Set exercise: Copy out each line that includes the word "внесения".

-- BEGIN Entries provided --

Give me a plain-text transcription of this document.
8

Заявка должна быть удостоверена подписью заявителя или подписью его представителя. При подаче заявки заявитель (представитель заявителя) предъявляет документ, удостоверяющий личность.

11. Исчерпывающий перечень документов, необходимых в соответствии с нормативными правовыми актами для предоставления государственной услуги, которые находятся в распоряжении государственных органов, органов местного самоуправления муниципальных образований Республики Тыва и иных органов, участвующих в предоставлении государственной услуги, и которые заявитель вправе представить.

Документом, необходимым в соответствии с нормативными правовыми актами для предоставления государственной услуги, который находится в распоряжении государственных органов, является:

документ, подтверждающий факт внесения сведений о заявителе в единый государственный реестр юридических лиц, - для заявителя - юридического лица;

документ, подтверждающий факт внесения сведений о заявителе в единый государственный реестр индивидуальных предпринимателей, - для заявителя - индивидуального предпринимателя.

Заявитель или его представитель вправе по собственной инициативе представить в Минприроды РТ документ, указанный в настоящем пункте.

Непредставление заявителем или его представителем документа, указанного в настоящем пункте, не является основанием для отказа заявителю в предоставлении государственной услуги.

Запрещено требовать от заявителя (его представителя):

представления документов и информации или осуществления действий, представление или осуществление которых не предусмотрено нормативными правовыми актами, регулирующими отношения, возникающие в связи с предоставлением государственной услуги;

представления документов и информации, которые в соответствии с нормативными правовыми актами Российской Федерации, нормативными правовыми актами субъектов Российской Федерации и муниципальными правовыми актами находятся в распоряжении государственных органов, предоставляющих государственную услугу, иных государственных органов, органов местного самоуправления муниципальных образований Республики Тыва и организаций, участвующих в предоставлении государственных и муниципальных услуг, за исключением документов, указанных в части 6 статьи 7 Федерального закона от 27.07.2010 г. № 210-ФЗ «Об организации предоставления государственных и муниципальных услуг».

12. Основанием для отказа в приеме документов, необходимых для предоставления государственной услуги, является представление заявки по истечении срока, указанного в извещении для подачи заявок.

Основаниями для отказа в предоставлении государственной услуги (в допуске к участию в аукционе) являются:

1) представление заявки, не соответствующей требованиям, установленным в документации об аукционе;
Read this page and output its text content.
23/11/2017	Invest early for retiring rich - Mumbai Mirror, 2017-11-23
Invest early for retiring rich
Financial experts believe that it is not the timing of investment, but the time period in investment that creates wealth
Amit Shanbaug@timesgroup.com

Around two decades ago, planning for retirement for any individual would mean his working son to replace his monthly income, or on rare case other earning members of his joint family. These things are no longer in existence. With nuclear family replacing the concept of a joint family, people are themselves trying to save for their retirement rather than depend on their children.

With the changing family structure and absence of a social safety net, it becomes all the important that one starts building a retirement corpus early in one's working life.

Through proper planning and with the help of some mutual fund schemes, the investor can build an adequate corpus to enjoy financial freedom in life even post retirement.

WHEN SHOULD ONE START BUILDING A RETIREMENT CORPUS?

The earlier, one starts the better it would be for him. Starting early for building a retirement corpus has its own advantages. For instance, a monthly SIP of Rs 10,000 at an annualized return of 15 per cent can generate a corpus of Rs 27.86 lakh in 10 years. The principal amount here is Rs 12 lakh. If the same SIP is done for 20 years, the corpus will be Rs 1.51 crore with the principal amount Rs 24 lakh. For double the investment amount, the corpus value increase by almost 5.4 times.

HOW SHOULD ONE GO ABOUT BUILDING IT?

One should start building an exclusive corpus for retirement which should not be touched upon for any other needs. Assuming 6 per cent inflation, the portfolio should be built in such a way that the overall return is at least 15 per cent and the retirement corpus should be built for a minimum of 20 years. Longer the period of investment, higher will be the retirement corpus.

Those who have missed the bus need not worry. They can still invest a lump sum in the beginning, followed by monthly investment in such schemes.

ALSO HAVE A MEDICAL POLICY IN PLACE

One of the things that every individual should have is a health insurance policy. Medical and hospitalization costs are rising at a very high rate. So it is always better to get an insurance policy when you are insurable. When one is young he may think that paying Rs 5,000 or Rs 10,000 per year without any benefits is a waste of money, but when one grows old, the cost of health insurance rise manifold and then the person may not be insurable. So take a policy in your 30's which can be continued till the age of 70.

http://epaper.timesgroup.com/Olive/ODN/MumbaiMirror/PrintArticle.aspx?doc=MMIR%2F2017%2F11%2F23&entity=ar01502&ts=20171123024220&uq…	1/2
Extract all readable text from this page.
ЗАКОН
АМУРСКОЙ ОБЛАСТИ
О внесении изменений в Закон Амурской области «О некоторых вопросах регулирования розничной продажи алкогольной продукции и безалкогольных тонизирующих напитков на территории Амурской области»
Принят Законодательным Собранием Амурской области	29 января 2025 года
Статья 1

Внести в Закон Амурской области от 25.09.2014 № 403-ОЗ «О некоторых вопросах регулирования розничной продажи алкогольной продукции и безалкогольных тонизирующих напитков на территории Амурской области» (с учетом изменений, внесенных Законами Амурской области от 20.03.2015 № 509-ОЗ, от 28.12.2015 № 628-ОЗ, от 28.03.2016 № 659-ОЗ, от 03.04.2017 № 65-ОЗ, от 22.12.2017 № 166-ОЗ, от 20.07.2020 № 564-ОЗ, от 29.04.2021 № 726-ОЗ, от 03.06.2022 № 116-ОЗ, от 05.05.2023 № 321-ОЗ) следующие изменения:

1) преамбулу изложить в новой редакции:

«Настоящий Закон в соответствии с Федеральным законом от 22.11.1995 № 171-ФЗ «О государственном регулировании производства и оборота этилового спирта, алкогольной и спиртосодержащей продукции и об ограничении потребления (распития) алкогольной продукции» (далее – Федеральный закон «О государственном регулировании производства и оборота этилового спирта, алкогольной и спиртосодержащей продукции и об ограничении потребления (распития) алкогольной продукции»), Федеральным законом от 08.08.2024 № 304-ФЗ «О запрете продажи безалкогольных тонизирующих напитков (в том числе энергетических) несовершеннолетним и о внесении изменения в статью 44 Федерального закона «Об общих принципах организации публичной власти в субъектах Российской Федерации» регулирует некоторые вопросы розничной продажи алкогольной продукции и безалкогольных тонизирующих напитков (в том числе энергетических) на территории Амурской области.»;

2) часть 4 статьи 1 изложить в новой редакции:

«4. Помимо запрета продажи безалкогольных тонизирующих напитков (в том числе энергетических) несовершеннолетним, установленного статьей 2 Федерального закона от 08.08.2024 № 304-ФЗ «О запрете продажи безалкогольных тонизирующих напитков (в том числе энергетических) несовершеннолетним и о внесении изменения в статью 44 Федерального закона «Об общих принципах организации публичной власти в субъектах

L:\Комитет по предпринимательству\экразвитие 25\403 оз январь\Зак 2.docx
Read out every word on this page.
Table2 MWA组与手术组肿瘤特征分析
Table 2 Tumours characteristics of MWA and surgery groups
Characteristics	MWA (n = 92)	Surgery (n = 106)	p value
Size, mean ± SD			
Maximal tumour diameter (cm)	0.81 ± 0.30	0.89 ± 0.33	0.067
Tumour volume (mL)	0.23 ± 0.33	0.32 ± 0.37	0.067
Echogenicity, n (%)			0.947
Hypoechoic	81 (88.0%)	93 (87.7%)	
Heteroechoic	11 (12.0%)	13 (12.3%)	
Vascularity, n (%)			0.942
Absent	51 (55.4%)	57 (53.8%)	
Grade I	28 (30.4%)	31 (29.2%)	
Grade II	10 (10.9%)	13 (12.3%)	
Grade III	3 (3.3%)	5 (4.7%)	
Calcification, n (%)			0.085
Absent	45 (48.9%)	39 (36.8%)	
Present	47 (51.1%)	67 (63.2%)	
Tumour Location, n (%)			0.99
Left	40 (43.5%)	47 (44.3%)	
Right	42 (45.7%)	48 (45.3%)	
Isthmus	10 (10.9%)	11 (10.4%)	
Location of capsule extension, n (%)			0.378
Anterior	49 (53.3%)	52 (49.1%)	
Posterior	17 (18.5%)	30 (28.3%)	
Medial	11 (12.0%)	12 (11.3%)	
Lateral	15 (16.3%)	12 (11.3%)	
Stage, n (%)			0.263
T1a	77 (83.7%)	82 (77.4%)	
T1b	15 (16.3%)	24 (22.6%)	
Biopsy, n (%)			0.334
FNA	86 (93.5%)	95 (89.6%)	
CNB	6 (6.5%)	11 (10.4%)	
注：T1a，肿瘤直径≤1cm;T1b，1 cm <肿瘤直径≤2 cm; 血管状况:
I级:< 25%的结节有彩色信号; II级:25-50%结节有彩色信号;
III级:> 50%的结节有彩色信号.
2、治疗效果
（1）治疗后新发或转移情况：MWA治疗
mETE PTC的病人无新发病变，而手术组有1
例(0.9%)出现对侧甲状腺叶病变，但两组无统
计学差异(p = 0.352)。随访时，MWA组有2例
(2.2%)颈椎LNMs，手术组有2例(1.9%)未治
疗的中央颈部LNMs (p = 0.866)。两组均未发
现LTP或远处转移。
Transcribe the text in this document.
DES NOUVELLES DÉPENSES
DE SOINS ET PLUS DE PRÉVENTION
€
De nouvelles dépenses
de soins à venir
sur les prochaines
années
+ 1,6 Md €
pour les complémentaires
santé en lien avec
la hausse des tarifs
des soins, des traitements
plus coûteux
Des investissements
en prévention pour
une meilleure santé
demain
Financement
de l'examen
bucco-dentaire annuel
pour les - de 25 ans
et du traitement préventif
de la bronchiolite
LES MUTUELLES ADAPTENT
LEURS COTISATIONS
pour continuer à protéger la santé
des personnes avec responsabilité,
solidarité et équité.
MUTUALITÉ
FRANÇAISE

-- END Entries provided --

Task output:
документ, подтверждающий факт внесения сведений о заявителе в единый государственный реестр юридических лиц, - для заявителя - юридического лица;
документ, подтверждающий факт внесения сведений о заявителе в единый государственный реестр индивидуальных предпринимателей, - для заявителя - индивидуального предпринимателя.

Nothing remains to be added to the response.